### The problem:
Output the data that follows exactly, line for line.

### Entries provided:

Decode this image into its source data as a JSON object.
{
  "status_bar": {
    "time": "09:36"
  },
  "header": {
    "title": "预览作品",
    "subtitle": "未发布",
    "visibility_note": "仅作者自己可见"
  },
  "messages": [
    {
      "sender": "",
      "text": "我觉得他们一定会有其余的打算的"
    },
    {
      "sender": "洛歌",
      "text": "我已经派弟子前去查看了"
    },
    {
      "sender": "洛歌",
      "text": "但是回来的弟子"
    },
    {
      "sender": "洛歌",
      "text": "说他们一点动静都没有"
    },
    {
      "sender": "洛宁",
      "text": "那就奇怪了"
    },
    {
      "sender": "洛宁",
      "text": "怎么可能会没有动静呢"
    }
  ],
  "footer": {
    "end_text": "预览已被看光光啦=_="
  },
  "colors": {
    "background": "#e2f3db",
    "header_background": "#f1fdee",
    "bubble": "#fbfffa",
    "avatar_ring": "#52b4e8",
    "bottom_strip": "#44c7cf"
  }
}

### Full response:
Decode this image into its source data as a JSON object.
{
  "status_bar": {
    "time": "09:36"
  },
  "header": {
    "title": "预览作品",
    "subtitle": "未发布",
    "visibility_note": "仅作者自己可见"
  },
  "messages": [
    {
      "sender": "",
      "text": "我觉得他们一定会有其余的打算的"
    },
    {
      "sender": "洛歌",
      "text": "我已经派弟子前去查看了"
    },
    {
      "sender": "洛歌",
      "text": "但是回来的弟子"
    },
    {
      "sender": "洛歌",
      "text": "说他们一点动静都没有"
    },
    {
      "sender": "洛宁",
      "text": "那就奇怪了"
    },
    {
      "sender": "洛宁",
      "text": "怎么可能会没有动静呢"
    }
  ],
  "footer": {
    "end_text": "预览已被看光光啦=_="
  },
  "colors": {
    "background": "#e2f3db",
    "header_background": "#f1fdee",
    "bubble": "#fbfffa",
    "avatar_ring": "#52b4e8",
    "bottom_strip": "#44c7cf"
  }
}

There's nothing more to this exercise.